- _CHALLENGE_
Can you transcribe every record below exactly as it appears?

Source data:

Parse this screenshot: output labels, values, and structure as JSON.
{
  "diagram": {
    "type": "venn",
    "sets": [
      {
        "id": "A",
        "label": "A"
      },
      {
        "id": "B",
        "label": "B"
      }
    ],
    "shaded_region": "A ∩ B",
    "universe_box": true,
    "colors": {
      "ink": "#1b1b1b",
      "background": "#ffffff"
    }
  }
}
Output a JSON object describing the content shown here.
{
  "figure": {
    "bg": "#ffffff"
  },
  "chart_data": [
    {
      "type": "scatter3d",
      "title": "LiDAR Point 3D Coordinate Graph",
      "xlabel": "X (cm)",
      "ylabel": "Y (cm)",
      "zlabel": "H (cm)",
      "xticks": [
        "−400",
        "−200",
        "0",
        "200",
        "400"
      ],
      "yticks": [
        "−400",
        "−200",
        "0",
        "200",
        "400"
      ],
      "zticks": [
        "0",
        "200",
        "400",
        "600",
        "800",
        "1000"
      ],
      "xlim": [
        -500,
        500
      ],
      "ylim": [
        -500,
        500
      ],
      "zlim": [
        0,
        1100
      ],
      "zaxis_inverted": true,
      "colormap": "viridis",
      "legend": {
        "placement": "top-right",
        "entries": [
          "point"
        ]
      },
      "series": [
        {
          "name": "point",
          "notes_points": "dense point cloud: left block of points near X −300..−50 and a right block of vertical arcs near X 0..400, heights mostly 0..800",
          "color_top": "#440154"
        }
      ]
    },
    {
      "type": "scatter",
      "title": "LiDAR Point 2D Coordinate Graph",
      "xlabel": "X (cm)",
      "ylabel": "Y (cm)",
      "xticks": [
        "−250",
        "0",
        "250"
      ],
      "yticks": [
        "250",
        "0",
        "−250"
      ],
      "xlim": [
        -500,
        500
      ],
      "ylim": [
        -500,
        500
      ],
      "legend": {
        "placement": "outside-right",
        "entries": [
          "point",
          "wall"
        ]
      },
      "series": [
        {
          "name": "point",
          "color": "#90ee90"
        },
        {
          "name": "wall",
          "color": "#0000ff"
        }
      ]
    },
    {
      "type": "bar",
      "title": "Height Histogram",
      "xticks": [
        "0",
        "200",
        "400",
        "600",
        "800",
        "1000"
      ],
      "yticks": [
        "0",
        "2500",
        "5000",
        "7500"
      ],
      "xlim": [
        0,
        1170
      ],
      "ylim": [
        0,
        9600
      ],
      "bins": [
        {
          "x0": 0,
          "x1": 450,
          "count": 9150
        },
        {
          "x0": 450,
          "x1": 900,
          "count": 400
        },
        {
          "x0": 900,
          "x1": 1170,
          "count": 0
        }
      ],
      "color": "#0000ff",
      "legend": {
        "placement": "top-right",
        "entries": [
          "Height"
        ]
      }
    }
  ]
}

- _CORRECT RESPONSE_
Parse this screenshot: output labels, values, and structure as JSON.
{
  "diagram": {
    "type": "venn",
    "sets": [
      {
        "id": "A",
        "label": "A"
      },
      {
        "id": "B",
        "label": "B"
      }
    ],
    "shaded_region": "A ∩ B",
    "universe_box": true,
    "colors": {
      "ink": "#1b1b1b",
      "background": "#ffffff"
    }
  }
}
Output a JSON object describing the content shown here.
{
  "figure": {
    "bg": "#ffffff"
  },
  "chart_data": [
    {
      "type": "scatter3d",
      "title": "LiDAR Point 3D Coordinate Graph",
      "xlabel": "X (cm)",
      "ylabel": "Y (cm)",
      "zlabel": "H (cm)",
      "xticks": [
        "−400",
        "−200",
        "0",
        "200",
        "400"
      ],
      "yticks": [
        "−400",
        "−200",
        "0",
        "200",
        "400"
      ],
      "zticks": [
        "0",
        "200",
        "400",
        "600",
        "800",
        "1000"
      ],
      "xlim": [
        -500,
        500
      ],
      "ylim": [
        -500,
        500
      ],
      "zlim": [
        0,
        1100
      ],
      "zaxis_inverted": true,
      "colormap": "viridis",
      "legend": {
        "placement": "top-right",
        "entries": [
          "point"
        ]
      },
      "series": [
        {
          "name": "point",
          "notes_points": "dense point cloud: left block of points near X −300..−50 and a right block of vertical arcs near X 0..400, heights mostly 0..800",
          "color_top": "#440154"
        }
      ]
    },
    {
      "type": "scatter",
      "title": "LiDAR Point 2D Coordinate Graph",
      "xlabel": "X (cm)",
      "ylabel": "Y (cm)",
      "xticks": [
        "−250",
        "0",
        "250"
      ],
      "yticks": [
        "250",
        "0",
        "−250"
      ],
      "xlim": [
        -500,
        500
      ],
      "ylim": [
        -500,
        500
      ],
      "legend": {
        "placement": "outside-right",
        "entries": [
          "point",
          "wall"
        ]
      },
      "series": [
        {
          "name": "point",
          "color": "#90ee90"
        },
        {
          "name": "wall",
          "color": "#0000ff"
        }
      ]
    },
    {
      "type": "bar",
      "title": "Height Histogram",
      "xticks": [
        "0",
        "200",
        "400",
        "600",
        "800",
        "1000"
      ],
      "yticks": [
        "0",
        "2500",
        "5000",
        "7500"
      ],
      "xlim": [
        0,
        1170
      ],
      "ylim": [
        0,
        9600
      ],
      "bins": [
        {
          "x0": 0,
          "x1": 450,
          "count": 9150
        },
        {
          "x0": 450,
          "x1": 900,
          "count": 400
        },
        {
          "x0": 900,
          "x1": 1170,
          "count": 0
        }
      ],
      "color": "#0000ff",
      "legend": {
        "placement": "top-right",
        "entries": [
          "Height"
        ]
      }
    }
  ]
}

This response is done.